» AIM OF THE EXERCISE:
Write out each record below exactly as it appears, with no pictures.

» MATERIAL TO PROCESS:

▽

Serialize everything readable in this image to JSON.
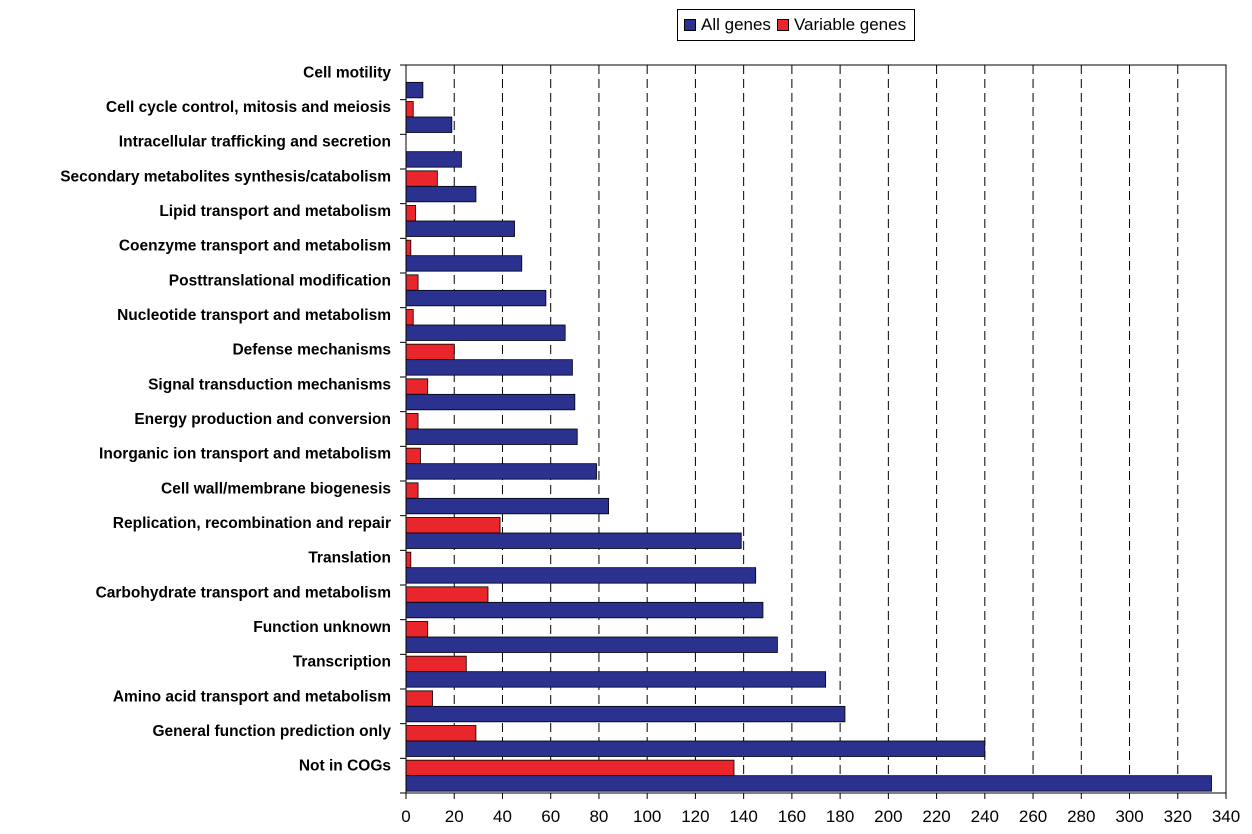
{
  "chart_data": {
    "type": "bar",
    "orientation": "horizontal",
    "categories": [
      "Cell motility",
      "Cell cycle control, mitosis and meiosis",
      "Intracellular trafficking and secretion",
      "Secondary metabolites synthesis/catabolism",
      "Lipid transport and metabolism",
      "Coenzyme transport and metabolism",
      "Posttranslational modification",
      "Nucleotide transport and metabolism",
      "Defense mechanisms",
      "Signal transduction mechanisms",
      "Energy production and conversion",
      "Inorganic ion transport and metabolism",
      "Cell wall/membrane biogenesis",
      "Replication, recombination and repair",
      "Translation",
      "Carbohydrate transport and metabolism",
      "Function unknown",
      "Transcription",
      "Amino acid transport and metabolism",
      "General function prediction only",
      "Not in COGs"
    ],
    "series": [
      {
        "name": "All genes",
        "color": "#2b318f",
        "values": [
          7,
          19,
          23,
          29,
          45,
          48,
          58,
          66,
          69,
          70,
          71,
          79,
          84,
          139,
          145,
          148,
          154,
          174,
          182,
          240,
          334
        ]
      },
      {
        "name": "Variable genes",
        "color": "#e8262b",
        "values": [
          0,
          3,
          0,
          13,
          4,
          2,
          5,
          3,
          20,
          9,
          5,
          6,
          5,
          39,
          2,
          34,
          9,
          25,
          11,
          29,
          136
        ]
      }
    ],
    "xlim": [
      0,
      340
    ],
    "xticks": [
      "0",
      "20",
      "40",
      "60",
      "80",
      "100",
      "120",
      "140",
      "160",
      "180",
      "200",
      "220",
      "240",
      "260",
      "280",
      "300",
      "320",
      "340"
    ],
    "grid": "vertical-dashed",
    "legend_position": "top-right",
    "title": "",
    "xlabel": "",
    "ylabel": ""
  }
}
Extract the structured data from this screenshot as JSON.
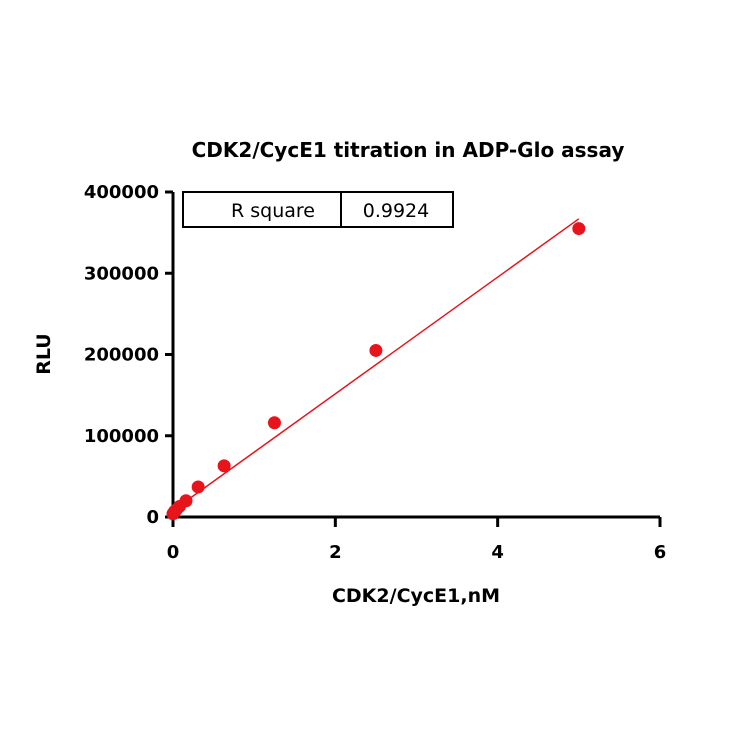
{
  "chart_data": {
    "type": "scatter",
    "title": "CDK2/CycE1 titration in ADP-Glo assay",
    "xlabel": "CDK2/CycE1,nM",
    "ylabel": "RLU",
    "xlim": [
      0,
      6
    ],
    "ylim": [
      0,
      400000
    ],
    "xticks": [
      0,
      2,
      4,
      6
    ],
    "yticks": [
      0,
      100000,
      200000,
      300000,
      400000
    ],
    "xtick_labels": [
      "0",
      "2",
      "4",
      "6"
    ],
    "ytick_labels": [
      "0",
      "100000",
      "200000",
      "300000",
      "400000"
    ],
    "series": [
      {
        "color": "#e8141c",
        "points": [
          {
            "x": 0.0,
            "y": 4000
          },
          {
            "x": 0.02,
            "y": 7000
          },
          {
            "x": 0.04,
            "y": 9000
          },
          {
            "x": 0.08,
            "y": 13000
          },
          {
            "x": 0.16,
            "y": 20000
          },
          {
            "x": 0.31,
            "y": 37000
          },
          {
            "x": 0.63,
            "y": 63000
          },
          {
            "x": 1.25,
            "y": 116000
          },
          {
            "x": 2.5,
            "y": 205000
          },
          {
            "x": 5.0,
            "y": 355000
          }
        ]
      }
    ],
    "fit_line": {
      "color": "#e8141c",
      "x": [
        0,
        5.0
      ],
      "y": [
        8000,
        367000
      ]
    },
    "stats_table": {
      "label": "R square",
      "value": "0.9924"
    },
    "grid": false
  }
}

△

» EXPECTED OUTPUT:
Serialize everything readable in this image to JSON.
{
  "chart_data": {
    "type": "bar",
    "orientation": "horizontal",
    "categories": [
      "Cell motility",
      "Cell cycle control, mitosis and meiosis",
      "Intracellular trafficking and secretion",
      "Secondary metabolites synthesis/catabolism",
      "Lipid transport and metabolism",
      "Coenzyme transport and metabolism",
      "Posttranslational modification",
      "Nucleotide transport and metabolism",
      "Defense mechanisms",
      "Signal transduction mechanisms",
      "Energy production and conversion",
      "Inorganic ion transport and metabolism",
      "Cell wall/membrane biogenesis",
      "Replication, recombination and repair",
      "Translation",
      "Carbohydrate transport and metabolism",
      "Function unknown",
      "Transcription",
      "Amino acid transport and metabolism",
      "General function prediction only",
      "Not in COGs"
    ],
    "series": [
      {
        "name": "All genes",
        "color": "#2b318f",
        "values": [
          7,
          19,
          23,
          29,
          45,
          48,
          58,
          66,
          69,
          70,
          71,
          79,
          84,
          139,
          145,
          148,
          154,
          174,
          182,
          240,
          334
        ]
      },
      {
        "name": "Variable genes",
        "color": "#e8262b",
        "values": [
          0,
          3,
          0,
          13,
          4,
          2,
          5,
          3,
          20,
          9,
          5,
          6,
          5,
          39,
          2,
          34,
          9,
          25,
          11,
          29,
          136
        ]
      }
    ],
    "xlim": [
      0,
      340
    ],
    "xticks": [
      "0",
      "20",
      "40",
      "60",
      "80",
      "100",
      "120",
      "140",
      "160",
      "180",
      "200",
      "220",
      "240",
      "260",
      "280",
      "300",
      "320",
      "340"
    ],
    "grid": "vertical-dashed",
    "legend_position": "top-right",
    "title": "",
    "xlabel": "",
    "ylabel": ""
  }
}
Extract the structured data from this screenshot as JSON.
{
  "chart_data": {
    "type": "scatter",
    "title": "CDK2/CycE1 titration in ADP-Glo assay",
    "xlabel": "CDK2/CycE1,nM",
    "ylabel": "RLU",
    "xlim": [
      0,
      6
    ],
    "ylim": [
      0,
      400000
    ],
    "xticks": [
      0,
      2,
      4,
      6
    ],
    "yticks": [
      0,
      100000,
      200000,
      300000,
      400000
    ],
    "xtick_labels": [
      "0",
      "2",
      "4",
      "6"
    ],
    "ytick_labels": [
      "0",
      "100000",
      "200000",
      "300000",
      "400000"
    ],
    "series": [
      {
        "color": "#e8141c",
        "points": [
          {
            "x": 0.0,
            "y": 4000
          },
          {
            "x": 0.02,
            "y": 7000
          },
          {
            "x": 0.04,
            "y": 9000
          },
          {
            "x": 0.08,
            "y": 13000
          },
          {
            "x": 0.16,
            "y": 20000
          },
          {
            "x": 0.31,
            "y": 37000
          },
          {
            "x": 0.63,
            "y": 63000
          },
          {
            "x": 1.25,
            "y": 116000
          },
          {
            "x": 2.5,
            "y": 205000
          },
          {
            "x": 5.0,
            "y": 355000
          }
        ]
      }
    ],
    "fit_line": {
      "color": "#e8141c",
      "x": [
        0,
        5.0
      ],
      "y": [
        8000,
        367000
      ]
    },
    "stats_table": {
      "label": "R square",
      "value": "0.9924"
    },
    "grid": false
  }
}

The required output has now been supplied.